--- Start of TASK DATA ---
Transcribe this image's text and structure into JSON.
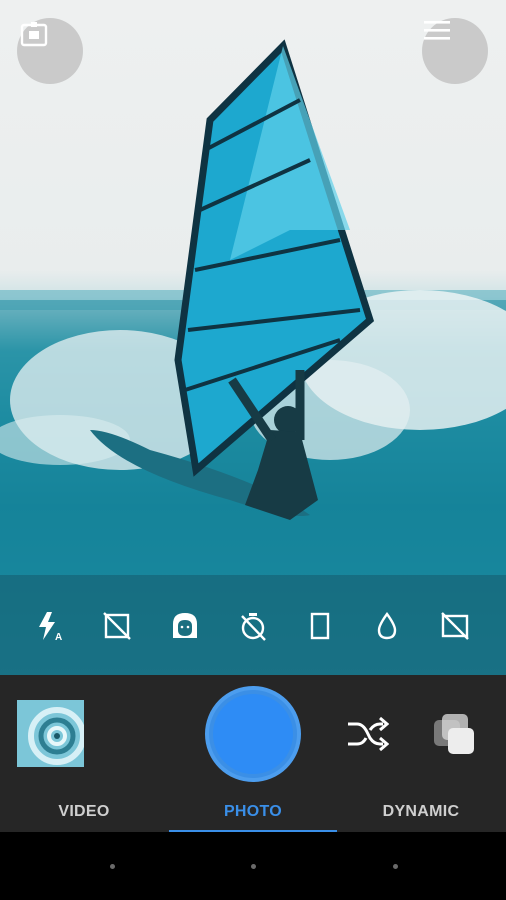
{
  "viewfinder": {
    "scene": "windsurfer-on-wave"
  },
  "top_controls": {
    "switch_camera_icon": "camera-switch-icon",
    "menu_icon": "hamburger-menu-icon"
  },
  "settings": [
    {
      "name": "flash-auto-icon",
      "badge": "A"
    },
    {
      "name": "hdr-off-icon"
    },
    {
      "name": "beauty-face-icon"
    },
    {
      "name": "timer-off-icon"
    },
    {
      "name": "aspect-ratio-icon"
    },
    {
      "name": "water-drop-icon"
    },
    {
      "name": "grid-off-icon"
    }
  ],
  "controls": {
    "gallery_thumbnail": "gallery-thumbnail",
    "shutter": "shutter-button",
    "shuffle_icon": "shuffle-icon",
    "multi_icon": "collage-icon",
    "accent_color": "#3a8fe8"
  },
  "modes": {
    "video": "VIDEO",
    "photo": "PHOTO",
    "dynamic": "DYNAMIC",
    "selected": "PHOTO"
  }
}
--- End of TASK DATA ---
• _WHAT IS NEEDED_: Leave out all images, then reproduce the entries above exactly.

• _REPLY TO THE TASK_:
Transcribe this image's text and structure into JSON.
{
  "viewfinder": {
    "scene": "windsurfer-on-wave"
  },
  "top_controls": {
    "switch_camera_icon": "camera-switch-icon",
    "menu_icon": "hamburger-menu-icon"
  },
  "settings": [
    {
      "name": "flash-auto-icon",
      "badge": "A"
    },
    {
      "name": "hdr-off-icon"
    },
    {
      "name": "beauty-face-icon"
    },
    {
      "name": "timer-off-icon"
    },
    {
      "name": "aspect-ratio-icon"
    },
    {
      "name": "water-drop-icon"
    },
    {
      "name": "grid-off-icon"
    }
  ],
  "controls": {
    "gallery_thumbnail": "gallery-thumbnail",
    "shutter": "shutter-button",
    "shuffle_icon": "shuffle-icon",
    "multi_icon": "collage-icon",
    "accent_color": "#3a8fe8"
  },
  "modes": {
    "video": "VIDEO",
    "photo": "PHOTO",
    "dynamic": "DYNAMIC",
    "selected": "PHOTO"
  }
}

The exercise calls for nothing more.